[Start of section]
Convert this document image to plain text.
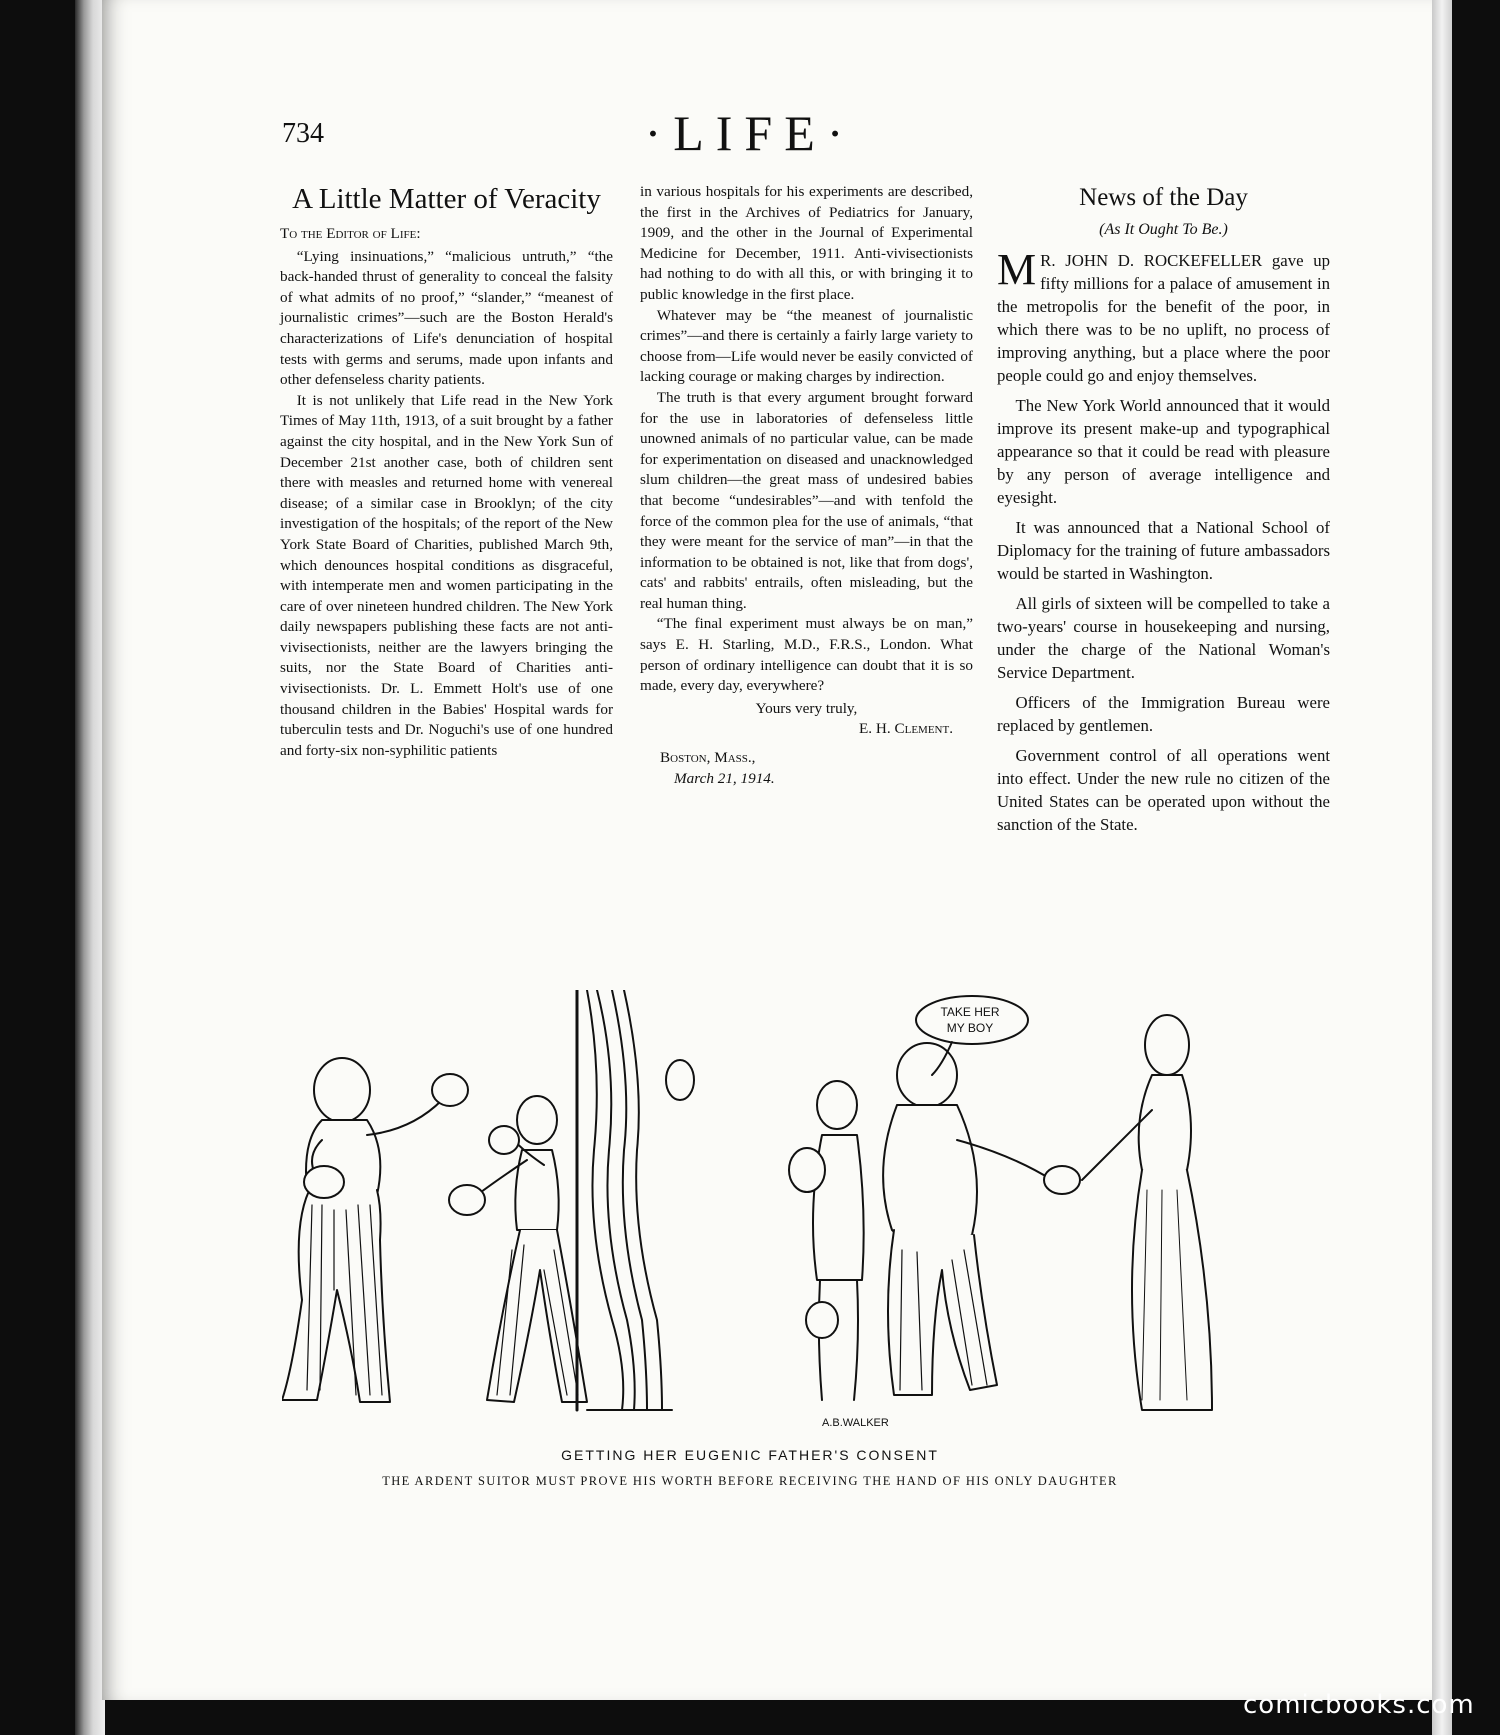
734	·LIFE·
A Little Matter of Veracity
To the Editor of Life:

“Lying insinuations,” “malicious untruth,” “the back-handed thrust of generality to conceal the falsity of what admits of no proof,” “slander,” “meanest of journalistic crimes”—such are the Boston Herald's characterizations of Life's denunciation of hospital tests with germs and serums, made upon infants and other defenseless charity patients.

It is not unlikely that Life read in the New York Times of May 11th, 1913, of a suit brought by a father against the city hospital, and in the New York Sun of December 21st another case, both of children sent there with measles and returned home with venereal disease; of a similar case in Brooklyn; of the city investigation of the hospitals; of the report of the New York State Board of Charities, published March 9th, which denounces hospital conditions as disgraceful, with intemperate men and women participating in the care of over nineteen hundred children. The New York daily newspapers publishing these facts are not anti-vivisectionists, neither are the lawyers bringing the suits, nor the State Board of Charities anti-vivisectionists. Dr. L. Emmett Holt's use of one thousand children in the Babies' Hospital wards for tuberculin tests and Dr. Noguchi's use of one hundred and forty-six non-syphilitic patients

in various hospitals for his experiments are described, the first in the Archives of Pediatrics for January, 1909, and the other in the Journal of Experimental Medicine for December, 1911. Anti-vivisectionists had nothing to do with all this, or with bringing it to public knowledge in the first place.

Whatever may be “the meanest of journalistic crimes”—and there is certainly a fairly large variety to choose from—Life would never be easily convicted of lacking courage or making charges by indirection.

The truth is that every argument brought forward for the use in laboratories of defenseless little unowned animals of no particular value, can be made for experimentation on diseased and unacknowledged slum children—the great mass of undesired babies that become “undesirables”—and with tenfold the force of the common plea for the use of animals, “that they were meant for the service of man”—in that the information to be obtained is not, like that from dogs', cats' and rabbits' entrails, often misleading, but the real human thing.

“The final experiment must always be on man,” says E. H. Starling, M.D., F.R.S., London. What person of ordinary intelligence can doubt that it is so made, every day, everywhere?

Yours very truly,
E. H. Clement.
Boston, Mass.,
March 21, 1914.
News of the Day
(As It Ought To Be.)

M R. JOHN D. ROCKEFELLER gave up fifty millions for a palace of amusement in the metropolis for the benefit of the poor, in which there was to be no uplift, no process of improving anything, but a place where the poor people could go and enjoy themselves.

The New York World announced that it would improve its present make-up and typographical appearance so that it could be read with pleasure by any person of average intelligence and eyesight.

It was announced that a National School of Diplomacy for the training of future ambassadors would be started in Washington.

All girls of sixteen will be compelled to take a two-years' course in housekeeping and nursing, under the charge of the National Woman's Service Department.

Officers of the Immigration Bureau were replaced by gentlemen.

Government control of all operations went into effect. Under the new rule no citizen of the United States can be operated upon without the sanction of the State.

TAKE HER
MY BOY
A.B.WALKER
GETTING HER EUGENIC FATHER'S CONSENT
THE ARDENT SUITOR MUST PROVE HIS WORTH BEFORE RECEIVING THE HAND OF HIS ONLY DAUGHTER
comicbooks.com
[End of section]
## [Task to carry out]
From the entries above, tally every line holding the string "intelligence". Give only the count.

## [Task response]
2